◆ What the exercise asks
Check every line of the entries below for the word "oraz", and copy the ones that have it.

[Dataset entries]
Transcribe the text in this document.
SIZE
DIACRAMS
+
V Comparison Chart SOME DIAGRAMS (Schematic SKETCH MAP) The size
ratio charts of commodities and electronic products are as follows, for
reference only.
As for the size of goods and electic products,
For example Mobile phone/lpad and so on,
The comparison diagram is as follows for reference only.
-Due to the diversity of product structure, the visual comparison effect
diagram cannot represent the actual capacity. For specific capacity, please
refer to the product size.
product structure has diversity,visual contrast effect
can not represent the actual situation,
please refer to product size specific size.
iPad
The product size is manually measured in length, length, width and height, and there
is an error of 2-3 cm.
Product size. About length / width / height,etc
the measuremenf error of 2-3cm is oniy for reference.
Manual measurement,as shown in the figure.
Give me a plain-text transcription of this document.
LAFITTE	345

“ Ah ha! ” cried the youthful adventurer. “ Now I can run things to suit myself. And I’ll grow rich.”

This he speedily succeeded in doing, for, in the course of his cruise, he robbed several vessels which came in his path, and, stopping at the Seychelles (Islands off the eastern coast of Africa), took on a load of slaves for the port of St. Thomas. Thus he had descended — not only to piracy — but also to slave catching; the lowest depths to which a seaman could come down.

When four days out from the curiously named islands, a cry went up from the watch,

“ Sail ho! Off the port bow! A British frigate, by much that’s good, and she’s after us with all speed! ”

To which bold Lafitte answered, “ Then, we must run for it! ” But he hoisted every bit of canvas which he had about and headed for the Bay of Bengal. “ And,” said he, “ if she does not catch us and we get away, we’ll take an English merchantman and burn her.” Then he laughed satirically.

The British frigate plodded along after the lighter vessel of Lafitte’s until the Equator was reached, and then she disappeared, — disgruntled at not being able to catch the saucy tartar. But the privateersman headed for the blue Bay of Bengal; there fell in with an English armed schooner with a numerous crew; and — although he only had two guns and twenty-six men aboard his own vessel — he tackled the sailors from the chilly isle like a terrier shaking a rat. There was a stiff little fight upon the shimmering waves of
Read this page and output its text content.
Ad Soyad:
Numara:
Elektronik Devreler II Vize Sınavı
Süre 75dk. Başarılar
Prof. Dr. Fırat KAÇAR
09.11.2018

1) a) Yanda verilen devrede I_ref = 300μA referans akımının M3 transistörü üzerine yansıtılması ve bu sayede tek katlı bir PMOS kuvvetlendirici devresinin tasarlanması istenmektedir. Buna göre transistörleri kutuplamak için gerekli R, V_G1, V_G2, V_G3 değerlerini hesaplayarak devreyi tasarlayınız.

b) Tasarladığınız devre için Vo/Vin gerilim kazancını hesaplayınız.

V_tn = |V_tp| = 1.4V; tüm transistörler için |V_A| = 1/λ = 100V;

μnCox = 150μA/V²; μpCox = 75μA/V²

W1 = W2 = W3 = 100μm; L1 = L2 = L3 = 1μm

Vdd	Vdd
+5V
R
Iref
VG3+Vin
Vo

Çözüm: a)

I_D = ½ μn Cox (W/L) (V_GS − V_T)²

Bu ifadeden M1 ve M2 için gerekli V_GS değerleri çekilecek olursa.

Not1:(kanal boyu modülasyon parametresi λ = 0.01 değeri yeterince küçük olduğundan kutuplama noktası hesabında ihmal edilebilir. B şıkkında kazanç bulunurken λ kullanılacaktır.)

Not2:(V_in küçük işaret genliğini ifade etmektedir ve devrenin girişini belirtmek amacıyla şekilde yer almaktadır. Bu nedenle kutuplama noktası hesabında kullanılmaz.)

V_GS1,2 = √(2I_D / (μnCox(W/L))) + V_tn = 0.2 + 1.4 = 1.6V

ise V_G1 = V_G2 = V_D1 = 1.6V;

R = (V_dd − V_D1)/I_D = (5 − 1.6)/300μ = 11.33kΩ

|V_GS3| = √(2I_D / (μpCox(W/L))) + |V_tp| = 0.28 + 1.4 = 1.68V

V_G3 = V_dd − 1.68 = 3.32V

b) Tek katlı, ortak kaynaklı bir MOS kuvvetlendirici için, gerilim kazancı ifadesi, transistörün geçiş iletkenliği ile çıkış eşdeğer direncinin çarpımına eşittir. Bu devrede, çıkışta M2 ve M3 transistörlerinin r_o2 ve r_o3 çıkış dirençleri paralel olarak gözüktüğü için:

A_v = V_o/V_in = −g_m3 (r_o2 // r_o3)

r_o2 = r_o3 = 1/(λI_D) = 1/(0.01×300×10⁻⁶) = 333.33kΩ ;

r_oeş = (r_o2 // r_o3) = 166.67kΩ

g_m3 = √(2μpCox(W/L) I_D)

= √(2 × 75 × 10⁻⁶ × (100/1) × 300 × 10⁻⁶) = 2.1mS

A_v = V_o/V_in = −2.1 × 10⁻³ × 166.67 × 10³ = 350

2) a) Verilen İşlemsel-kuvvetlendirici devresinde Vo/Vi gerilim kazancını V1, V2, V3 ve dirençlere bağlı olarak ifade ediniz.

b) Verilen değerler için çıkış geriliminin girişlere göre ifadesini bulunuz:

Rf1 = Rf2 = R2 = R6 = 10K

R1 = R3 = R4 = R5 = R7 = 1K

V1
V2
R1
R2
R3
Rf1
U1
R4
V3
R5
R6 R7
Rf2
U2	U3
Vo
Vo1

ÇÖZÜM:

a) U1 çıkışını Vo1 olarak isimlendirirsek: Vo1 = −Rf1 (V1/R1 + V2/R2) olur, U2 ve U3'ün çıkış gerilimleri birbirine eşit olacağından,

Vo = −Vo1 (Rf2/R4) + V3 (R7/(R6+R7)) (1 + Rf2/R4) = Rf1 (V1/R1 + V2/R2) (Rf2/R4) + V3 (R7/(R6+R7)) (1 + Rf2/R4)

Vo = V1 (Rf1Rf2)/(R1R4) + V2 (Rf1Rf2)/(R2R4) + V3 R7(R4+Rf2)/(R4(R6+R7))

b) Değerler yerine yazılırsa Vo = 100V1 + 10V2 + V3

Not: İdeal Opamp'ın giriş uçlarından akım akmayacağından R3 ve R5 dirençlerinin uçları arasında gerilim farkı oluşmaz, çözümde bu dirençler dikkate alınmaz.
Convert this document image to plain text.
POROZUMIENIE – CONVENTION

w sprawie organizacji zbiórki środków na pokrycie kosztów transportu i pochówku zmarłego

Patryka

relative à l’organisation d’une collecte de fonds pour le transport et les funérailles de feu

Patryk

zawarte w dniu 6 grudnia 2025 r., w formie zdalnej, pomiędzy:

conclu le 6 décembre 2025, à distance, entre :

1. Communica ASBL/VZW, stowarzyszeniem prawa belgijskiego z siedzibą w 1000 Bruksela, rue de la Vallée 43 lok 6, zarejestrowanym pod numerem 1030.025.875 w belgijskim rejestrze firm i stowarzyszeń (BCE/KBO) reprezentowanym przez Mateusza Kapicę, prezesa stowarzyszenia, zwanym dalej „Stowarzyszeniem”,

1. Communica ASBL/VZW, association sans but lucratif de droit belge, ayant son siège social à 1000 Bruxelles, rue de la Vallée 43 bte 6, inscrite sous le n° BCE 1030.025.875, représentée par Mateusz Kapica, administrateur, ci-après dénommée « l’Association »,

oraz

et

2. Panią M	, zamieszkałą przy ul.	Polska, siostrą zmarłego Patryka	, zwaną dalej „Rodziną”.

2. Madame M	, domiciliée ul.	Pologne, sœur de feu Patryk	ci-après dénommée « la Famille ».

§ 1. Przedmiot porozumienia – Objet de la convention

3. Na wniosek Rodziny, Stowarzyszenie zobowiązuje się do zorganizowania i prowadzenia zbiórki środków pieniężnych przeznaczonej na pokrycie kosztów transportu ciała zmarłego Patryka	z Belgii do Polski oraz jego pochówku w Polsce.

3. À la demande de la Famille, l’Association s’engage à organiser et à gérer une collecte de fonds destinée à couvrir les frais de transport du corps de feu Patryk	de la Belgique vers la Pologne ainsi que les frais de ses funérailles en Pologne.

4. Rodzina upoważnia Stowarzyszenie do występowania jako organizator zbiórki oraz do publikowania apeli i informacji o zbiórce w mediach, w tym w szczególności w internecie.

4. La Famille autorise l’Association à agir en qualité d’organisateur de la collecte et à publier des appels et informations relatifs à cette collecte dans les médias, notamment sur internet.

◆ Correct result
oraz
3. Na wniosek Rodziny, Stowarzyszenie zobowiązuje się do zorganizowania i prowadzenia zbiórki środków pieniężnych przeznaczonej na pokrycie kosztów transportu ciała zmarłego Patryka	z Belgii do Polski oraz jego pochówku w Polsce.
4. Rodzina upoważnia Stowarzyszenie do występowania jako organizator zbiórki oraz do publikowania apeli i informacji o zbiórce w mediach, w tym w szczególności w internecie.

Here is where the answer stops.